THE TASK: Pull out every line below holding the word "Fame".

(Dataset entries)
++++++++++++++++++++
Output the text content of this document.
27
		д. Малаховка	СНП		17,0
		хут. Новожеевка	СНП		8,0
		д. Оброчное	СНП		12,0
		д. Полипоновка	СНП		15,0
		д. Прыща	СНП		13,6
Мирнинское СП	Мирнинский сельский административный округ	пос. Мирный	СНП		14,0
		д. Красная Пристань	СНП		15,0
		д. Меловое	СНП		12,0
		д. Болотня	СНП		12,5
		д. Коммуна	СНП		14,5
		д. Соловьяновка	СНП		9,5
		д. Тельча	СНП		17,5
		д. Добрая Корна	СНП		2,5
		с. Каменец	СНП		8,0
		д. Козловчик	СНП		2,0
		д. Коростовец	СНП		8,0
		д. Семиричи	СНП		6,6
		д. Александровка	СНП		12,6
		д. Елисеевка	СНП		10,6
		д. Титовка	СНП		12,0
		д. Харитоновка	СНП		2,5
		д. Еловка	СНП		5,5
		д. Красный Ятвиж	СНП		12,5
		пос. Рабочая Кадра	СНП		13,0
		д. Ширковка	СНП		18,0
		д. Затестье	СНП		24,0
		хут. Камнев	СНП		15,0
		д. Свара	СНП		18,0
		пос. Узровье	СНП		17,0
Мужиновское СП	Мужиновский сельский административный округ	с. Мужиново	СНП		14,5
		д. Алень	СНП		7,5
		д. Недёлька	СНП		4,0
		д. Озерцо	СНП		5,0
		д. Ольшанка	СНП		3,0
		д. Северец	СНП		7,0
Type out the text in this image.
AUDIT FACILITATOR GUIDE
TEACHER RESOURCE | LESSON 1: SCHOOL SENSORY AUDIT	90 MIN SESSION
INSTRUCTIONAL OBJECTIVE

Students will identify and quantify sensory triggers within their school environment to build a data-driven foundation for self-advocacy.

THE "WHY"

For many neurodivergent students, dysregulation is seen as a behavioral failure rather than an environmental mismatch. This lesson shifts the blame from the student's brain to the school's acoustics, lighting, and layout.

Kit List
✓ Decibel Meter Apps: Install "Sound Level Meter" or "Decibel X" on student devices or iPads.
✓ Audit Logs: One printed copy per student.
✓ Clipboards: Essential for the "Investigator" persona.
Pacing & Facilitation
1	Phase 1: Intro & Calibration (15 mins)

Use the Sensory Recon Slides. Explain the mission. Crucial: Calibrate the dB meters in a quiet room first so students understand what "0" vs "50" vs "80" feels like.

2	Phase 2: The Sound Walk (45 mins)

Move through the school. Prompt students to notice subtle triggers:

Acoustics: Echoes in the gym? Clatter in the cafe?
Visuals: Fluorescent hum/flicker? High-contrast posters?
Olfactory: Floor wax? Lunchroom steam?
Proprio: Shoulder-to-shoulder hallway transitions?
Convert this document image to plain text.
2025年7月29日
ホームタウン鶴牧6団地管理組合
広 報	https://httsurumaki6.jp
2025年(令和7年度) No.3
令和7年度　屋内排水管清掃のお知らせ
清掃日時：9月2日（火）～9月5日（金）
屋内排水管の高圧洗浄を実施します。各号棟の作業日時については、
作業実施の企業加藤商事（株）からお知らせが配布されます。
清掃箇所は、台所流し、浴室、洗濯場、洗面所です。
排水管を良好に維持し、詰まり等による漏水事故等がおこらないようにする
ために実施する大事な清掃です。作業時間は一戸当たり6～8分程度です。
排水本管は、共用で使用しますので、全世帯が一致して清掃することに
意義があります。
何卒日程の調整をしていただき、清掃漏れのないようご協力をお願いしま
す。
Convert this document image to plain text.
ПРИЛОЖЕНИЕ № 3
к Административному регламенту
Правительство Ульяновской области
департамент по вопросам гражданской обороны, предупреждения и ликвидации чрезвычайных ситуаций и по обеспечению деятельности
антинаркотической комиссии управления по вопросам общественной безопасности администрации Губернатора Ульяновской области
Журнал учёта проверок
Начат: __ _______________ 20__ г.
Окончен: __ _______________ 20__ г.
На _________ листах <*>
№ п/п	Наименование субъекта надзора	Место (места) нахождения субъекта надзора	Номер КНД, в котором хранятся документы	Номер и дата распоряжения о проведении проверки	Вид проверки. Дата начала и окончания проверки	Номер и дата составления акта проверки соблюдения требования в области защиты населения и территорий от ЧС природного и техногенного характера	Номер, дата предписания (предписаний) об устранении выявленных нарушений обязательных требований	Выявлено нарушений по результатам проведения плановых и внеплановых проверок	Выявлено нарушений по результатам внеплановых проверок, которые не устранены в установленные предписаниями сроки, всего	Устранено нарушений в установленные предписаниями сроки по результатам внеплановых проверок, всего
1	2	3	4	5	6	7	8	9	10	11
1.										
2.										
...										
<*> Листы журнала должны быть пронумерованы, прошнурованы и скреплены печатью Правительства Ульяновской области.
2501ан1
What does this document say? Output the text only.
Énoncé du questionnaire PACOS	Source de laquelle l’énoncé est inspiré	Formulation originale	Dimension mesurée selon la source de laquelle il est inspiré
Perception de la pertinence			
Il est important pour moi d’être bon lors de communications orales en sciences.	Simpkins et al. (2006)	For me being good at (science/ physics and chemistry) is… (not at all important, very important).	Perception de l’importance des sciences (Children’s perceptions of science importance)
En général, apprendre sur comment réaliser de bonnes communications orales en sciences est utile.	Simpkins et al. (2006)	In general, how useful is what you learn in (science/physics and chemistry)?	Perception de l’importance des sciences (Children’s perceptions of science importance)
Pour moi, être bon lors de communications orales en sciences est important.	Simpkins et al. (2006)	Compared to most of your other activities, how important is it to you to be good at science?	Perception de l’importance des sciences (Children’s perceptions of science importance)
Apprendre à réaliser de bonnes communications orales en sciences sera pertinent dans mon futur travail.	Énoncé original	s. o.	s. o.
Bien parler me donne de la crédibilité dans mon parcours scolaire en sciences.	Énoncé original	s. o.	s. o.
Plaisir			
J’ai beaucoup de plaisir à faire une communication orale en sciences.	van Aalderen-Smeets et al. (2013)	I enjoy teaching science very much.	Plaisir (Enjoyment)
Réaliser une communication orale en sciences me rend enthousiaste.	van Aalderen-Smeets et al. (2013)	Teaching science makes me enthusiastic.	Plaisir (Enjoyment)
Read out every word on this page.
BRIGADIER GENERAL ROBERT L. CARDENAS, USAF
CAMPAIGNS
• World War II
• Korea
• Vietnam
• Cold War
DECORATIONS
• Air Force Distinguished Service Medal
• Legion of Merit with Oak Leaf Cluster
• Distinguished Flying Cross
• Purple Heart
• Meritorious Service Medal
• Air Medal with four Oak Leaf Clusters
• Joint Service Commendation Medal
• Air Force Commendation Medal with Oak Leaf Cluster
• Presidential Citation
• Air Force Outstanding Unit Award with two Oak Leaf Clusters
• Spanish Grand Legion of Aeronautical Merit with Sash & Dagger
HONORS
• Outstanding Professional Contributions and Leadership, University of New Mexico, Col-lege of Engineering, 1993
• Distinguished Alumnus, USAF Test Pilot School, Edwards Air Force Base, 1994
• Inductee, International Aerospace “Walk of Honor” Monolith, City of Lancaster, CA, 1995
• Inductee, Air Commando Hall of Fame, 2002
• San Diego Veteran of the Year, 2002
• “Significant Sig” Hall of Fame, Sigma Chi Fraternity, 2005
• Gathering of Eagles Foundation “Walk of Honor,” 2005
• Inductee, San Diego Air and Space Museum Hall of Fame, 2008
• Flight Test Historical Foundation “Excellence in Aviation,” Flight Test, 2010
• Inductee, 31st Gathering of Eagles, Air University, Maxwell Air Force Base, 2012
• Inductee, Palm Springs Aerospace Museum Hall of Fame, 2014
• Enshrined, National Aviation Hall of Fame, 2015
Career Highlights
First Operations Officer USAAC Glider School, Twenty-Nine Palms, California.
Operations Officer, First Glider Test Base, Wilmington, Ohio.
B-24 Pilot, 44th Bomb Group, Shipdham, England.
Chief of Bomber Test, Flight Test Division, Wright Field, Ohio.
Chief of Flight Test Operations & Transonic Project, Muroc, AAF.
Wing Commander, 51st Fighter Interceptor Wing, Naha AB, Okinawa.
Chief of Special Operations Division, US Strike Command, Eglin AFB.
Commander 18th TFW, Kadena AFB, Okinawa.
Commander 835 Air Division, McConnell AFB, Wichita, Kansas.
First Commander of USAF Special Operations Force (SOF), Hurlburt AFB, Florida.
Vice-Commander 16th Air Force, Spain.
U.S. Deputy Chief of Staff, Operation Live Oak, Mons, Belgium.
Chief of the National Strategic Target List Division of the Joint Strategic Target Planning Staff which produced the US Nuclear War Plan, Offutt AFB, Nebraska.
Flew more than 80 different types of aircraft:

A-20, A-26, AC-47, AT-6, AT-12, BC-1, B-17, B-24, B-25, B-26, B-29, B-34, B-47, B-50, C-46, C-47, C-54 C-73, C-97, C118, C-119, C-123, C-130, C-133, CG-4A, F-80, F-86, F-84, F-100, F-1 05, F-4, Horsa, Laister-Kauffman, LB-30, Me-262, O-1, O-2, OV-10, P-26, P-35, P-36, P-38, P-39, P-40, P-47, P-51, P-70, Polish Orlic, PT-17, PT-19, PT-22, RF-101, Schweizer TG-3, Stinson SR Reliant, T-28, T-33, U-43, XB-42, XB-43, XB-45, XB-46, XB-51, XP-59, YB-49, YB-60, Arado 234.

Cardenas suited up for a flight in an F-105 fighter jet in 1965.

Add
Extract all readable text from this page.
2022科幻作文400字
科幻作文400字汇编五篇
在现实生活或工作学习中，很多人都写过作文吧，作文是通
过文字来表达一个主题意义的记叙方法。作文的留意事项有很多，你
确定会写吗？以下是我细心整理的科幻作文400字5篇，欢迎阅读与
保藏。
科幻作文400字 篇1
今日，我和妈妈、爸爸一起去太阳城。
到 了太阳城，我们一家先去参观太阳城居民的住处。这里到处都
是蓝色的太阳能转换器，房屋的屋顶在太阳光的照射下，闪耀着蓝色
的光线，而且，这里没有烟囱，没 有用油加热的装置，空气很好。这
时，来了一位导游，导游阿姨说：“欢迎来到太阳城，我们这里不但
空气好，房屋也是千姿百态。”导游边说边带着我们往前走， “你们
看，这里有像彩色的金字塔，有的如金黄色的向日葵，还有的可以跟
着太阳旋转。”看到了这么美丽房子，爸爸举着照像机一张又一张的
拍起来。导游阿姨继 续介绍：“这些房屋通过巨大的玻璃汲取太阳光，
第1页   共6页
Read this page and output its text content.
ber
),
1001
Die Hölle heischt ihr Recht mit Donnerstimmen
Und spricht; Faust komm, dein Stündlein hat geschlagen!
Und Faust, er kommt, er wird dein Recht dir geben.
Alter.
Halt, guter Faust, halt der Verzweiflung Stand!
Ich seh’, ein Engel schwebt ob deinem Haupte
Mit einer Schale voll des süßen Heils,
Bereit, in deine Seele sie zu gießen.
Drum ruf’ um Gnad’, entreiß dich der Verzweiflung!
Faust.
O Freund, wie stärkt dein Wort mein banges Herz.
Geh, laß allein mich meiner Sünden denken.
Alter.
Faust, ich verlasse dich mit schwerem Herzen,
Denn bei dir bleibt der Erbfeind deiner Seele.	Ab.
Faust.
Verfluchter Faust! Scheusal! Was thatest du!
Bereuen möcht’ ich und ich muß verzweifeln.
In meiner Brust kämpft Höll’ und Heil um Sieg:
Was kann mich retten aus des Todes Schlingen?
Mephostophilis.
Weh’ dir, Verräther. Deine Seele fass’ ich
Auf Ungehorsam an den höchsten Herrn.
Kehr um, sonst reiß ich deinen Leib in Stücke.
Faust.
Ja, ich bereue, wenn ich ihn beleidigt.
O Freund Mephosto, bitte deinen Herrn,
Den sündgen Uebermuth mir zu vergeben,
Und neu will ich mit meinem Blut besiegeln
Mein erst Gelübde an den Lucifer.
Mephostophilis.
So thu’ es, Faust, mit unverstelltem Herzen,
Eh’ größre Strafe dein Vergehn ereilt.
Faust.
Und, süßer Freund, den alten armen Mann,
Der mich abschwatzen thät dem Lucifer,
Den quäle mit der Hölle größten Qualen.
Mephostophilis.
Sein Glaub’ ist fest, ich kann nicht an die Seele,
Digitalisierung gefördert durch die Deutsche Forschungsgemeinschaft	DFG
++++++++++++++++++++
REPLY TO THE EXERCISE:
• Inductee, Air Commando Hall of Fame, 2002
• “Significant Sig” Hall of Fame, Sigma Chi Fraternity, 2005
• Inductee, San Diego Air and Space Museum Hall of Fame, 2008
• Inductee, Palm Springs Aerospace Museum Hall of Fame, 2014
• Enshrined, National Aviation Hall of Fame, 2015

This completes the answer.